[Rows from a figure dataset]
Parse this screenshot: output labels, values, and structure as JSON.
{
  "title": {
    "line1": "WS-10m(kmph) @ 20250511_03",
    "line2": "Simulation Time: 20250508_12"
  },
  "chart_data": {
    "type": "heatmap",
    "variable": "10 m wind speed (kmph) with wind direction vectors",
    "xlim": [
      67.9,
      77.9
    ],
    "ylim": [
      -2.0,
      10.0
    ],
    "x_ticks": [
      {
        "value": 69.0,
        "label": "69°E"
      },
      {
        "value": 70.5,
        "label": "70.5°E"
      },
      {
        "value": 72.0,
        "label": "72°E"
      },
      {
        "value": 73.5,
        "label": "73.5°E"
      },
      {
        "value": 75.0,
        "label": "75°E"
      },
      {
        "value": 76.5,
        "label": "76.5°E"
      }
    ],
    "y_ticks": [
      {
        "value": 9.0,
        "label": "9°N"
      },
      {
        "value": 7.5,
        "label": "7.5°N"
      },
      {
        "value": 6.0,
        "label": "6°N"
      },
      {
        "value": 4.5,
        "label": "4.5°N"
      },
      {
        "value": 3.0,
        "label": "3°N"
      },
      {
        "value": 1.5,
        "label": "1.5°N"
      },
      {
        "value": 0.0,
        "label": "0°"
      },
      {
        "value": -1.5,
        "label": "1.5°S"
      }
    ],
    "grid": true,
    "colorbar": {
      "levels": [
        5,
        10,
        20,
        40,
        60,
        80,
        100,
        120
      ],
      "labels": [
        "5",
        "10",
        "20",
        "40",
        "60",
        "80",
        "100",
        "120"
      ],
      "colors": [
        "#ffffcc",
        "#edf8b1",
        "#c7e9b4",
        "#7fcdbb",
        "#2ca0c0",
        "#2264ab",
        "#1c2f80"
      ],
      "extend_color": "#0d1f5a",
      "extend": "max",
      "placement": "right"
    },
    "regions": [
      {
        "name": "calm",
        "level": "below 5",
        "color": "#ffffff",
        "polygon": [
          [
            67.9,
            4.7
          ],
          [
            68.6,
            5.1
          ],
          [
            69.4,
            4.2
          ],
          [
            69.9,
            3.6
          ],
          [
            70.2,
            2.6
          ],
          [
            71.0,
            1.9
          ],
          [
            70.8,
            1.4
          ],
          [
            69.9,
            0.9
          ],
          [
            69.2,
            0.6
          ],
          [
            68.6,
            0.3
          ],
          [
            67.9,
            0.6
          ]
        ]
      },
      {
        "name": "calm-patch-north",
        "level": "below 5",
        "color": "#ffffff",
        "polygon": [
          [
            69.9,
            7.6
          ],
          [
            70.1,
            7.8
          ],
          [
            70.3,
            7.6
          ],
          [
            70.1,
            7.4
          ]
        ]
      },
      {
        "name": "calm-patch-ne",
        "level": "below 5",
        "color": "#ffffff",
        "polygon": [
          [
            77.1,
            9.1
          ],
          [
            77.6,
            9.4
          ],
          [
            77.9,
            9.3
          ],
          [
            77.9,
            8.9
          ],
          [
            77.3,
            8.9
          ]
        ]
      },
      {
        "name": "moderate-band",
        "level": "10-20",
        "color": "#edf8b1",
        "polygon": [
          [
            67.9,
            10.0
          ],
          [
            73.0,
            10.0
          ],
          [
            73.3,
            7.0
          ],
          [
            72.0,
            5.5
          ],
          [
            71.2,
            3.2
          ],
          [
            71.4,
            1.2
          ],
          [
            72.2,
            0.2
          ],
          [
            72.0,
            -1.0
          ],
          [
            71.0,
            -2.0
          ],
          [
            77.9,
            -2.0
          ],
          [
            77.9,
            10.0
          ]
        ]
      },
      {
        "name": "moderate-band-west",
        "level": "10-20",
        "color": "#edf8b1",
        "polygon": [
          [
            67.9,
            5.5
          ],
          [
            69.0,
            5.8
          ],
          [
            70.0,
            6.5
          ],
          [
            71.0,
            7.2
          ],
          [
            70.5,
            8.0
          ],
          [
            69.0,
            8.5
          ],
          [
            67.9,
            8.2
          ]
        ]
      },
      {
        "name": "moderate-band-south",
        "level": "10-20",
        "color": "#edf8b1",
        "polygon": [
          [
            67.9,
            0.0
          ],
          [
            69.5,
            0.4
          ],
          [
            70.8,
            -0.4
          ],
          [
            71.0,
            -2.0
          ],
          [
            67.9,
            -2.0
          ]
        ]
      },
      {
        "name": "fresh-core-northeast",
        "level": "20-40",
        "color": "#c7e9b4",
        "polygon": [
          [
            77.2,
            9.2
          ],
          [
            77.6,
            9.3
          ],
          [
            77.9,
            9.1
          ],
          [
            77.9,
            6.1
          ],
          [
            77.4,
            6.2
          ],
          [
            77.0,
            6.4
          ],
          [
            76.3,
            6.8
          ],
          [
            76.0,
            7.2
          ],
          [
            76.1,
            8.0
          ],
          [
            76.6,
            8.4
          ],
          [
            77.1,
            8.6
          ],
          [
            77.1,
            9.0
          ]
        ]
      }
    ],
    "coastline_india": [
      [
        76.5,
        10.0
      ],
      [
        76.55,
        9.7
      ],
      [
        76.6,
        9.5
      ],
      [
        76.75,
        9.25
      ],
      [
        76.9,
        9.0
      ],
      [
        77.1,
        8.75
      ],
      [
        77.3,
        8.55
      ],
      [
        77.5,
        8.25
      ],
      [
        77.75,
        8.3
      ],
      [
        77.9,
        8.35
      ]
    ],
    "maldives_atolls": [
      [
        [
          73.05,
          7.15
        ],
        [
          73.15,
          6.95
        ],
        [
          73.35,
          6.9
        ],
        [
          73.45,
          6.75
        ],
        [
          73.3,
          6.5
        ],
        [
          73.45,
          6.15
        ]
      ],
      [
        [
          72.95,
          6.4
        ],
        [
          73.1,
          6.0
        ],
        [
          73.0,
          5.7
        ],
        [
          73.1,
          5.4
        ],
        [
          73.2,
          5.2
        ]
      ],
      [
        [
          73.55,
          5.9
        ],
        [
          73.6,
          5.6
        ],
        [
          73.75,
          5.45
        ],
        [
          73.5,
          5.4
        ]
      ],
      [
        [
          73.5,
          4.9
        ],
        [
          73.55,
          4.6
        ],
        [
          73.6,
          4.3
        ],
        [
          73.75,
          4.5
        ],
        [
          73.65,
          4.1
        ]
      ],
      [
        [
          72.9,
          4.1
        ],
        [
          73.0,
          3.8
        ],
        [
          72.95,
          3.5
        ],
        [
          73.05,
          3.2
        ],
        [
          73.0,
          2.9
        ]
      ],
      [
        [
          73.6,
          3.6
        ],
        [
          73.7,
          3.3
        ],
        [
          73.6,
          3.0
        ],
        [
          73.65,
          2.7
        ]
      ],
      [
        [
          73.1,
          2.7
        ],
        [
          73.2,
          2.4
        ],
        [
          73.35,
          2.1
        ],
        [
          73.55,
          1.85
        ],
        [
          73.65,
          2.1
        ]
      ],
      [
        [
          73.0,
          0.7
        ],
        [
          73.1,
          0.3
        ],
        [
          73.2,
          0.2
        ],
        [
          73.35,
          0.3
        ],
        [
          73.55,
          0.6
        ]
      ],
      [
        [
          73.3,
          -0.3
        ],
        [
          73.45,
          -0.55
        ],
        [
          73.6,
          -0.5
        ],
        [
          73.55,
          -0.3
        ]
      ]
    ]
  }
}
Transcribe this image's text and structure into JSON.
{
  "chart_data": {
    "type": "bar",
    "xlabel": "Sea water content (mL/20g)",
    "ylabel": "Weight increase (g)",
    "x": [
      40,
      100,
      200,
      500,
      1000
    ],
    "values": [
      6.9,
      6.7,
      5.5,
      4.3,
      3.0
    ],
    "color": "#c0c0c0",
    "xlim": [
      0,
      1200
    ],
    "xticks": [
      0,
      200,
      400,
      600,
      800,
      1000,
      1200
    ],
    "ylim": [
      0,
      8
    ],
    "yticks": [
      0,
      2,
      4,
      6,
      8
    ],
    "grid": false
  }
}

# TASK BRIEF:
Find the lines with the string "values" and reproduce them.

# SOLUTION BELOW:
Parse this screenshot: output labels, values, and structure as JSON.
    "values": [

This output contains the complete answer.